PROMPT: Copy out lines with the word "false" from the material that follows.

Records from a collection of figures
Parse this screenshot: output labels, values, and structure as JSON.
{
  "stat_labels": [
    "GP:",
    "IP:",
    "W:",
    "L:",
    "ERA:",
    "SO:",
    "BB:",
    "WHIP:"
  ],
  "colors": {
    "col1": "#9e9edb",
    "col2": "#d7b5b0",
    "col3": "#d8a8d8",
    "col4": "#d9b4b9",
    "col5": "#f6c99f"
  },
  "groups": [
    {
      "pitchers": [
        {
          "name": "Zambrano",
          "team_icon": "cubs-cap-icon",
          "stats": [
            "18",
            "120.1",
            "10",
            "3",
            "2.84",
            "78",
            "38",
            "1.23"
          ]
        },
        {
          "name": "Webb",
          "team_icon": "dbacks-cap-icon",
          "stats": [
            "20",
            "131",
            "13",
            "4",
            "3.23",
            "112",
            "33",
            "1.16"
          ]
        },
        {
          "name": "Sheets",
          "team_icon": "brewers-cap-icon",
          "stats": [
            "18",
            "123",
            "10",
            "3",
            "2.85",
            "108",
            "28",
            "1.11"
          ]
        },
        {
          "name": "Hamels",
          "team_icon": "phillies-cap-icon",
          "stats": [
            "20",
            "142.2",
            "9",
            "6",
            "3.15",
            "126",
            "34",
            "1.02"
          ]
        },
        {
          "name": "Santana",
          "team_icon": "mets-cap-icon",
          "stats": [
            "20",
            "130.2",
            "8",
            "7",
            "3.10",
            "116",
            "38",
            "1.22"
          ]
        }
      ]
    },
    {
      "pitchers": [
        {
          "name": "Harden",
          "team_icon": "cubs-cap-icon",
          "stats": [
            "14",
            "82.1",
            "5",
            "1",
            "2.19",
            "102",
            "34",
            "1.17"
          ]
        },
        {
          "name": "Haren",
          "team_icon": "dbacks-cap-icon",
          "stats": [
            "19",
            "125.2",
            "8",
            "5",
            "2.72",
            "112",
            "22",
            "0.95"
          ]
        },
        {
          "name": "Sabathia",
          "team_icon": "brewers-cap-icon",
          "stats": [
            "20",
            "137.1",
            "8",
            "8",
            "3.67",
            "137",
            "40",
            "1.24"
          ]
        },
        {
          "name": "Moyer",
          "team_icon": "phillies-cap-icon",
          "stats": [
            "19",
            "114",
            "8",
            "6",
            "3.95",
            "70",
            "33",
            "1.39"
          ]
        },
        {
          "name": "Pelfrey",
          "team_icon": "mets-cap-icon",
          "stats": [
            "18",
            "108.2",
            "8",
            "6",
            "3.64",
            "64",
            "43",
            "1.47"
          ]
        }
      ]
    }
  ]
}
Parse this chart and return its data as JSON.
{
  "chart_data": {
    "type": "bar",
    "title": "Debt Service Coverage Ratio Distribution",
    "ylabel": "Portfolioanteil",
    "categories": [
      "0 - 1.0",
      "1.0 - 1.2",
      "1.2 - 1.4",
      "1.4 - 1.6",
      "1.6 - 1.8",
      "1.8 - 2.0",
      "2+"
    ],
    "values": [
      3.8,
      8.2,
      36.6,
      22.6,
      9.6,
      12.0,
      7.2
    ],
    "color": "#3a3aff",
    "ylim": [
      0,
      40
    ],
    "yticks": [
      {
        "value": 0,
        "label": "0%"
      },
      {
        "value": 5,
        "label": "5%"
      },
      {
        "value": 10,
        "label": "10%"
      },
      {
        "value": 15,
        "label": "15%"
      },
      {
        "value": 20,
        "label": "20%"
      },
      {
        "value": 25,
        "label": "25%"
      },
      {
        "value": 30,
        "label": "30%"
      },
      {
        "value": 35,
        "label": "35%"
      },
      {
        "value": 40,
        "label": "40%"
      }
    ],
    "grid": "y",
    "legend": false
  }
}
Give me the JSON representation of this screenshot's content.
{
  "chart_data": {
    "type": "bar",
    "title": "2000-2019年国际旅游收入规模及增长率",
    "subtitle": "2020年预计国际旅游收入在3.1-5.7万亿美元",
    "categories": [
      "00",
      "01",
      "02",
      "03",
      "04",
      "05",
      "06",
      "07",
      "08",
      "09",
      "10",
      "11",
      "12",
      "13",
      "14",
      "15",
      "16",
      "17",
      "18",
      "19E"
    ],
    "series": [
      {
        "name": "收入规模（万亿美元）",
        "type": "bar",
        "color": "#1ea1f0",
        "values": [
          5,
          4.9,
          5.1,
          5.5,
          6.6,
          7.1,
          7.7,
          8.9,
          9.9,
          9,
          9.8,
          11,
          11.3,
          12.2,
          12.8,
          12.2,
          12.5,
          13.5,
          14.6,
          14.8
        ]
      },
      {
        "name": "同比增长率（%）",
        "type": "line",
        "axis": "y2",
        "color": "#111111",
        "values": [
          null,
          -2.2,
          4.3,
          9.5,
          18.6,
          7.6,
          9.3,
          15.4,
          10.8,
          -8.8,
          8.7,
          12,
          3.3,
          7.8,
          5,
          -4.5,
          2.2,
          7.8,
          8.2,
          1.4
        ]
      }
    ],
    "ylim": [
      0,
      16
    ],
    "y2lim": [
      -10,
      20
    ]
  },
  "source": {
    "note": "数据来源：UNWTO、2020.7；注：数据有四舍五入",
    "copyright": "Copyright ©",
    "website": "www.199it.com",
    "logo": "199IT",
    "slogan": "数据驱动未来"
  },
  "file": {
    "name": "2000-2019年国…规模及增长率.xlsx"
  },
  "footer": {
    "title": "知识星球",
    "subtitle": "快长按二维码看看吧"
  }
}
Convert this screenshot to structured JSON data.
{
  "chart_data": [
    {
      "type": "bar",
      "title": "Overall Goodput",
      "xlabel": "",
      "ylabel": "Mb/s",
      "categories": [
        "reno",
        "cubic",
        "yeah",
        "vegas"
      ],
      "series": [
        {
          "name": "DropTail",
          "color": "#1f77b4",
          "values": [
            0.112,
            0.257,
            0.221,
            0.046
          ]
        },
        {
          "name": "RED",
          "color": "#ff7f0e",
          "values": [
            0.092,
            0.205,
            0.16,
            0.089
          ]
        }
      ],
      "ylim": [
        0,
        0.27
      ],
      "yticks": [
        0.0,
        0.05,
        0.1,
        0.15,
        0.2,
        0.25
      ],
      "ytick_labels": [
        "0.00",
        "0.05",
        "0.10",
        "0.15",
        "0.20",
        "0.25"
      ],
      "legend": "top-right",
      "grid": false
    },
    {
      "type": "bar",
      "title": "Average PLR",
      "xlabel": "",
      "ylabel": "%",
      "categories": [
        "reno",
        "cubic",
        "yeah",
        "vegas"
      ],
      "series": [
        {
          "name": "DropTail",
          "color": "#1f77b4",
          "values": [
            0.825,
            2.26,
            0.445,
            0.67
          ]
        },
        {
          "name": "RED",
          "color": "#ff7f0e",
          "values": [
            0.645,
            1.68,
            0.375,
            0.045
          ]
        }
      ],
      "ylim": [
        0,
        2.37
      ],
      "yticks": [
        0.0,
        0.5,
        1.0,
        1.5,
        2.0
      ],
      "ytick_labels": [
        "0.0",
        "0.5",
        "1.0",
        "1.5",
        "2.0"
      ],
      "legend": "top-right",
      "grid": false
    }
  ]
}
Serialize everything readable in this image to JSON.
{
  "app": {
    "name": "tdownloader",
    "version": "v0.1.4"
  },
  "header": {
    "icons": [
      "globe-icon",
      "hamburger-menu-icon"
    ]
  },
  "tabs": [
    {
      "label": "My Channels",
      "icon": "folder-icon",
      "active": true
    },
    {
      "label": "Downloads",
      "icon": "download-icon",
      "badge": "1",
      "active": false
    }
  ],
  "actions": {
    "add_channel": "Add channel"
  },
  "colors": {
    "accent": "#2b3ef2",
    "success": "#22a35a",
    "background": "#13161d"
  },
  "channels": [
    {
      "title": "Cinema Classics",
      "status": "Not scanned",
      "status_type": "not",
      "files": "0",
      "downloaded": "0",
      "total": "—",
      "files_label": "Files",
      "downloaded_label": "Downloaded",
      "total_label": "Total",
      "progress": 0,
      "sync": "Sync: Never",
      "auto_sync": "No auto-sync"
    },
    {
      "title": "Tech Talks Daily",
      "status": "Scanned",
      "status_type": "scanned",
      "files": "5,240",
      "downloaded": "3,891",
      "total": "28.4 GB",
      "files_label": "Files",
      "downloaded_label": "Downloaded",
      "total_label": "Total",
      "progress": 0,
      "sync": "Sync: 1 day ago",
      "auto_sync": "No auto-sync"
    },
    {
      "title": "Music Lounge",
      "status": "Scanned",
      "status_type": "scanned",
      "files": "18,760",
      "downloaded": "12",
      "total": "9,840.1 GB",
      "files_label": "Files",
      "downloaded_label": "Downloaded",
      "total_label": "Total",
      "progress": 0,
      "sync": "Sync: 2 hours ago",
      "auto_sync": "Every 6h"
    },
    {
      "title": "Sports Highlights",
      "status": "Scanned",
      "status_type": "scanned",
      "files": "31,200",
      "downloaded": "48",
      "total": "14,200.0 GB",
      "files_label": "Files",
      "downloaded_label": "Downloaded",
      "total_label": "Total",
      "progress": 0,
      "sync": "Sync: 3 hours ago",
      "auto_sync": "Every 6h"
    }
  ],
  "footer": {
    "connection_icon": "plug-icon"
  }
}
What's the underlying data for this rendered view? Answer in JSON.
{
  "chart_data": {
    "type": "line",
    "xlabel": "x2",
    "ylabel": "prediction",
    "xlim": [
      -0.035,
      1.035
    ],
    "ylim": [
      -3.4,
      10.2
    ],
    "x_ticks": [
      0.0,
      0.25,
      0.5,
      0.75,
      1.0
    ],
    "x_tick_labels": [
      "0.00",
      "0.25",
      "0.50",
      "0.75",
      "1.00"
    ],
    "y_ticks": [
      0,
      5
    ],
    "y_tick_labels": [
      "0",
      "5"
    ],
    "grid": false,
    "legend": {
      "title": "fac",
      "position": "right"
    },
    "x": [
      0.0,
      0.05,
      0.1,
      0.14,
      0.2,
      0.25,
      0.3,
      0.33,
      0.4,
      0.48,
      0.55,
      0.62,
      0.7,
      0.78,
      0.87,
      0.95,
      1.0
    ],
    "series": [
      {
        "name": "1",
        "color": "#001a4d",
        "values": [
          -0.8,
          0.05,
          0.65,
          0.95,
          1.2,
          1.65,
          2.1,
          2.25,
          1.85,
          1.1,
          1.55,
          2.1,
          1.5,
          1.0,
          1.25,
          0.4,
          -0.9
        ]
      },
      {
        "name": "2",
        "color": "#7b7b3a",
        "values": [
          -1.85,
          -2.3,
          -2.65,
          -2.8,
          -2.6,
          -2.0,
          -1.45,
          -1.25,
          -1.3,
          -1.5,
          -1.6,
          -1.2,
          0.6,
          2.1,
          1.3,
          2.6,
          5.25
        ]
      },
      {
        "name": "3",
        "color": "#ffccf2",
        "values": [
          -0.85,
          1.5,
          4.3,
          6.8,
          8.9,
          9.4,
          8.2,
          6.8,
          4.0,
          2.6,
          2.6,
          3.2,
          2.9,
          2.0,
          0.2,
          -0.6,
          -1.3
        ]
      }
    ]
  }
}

ANSWER TO THE TASK:
    "legend": false
      "grid": false
      "grid": false
      "active": false
    "grid": false,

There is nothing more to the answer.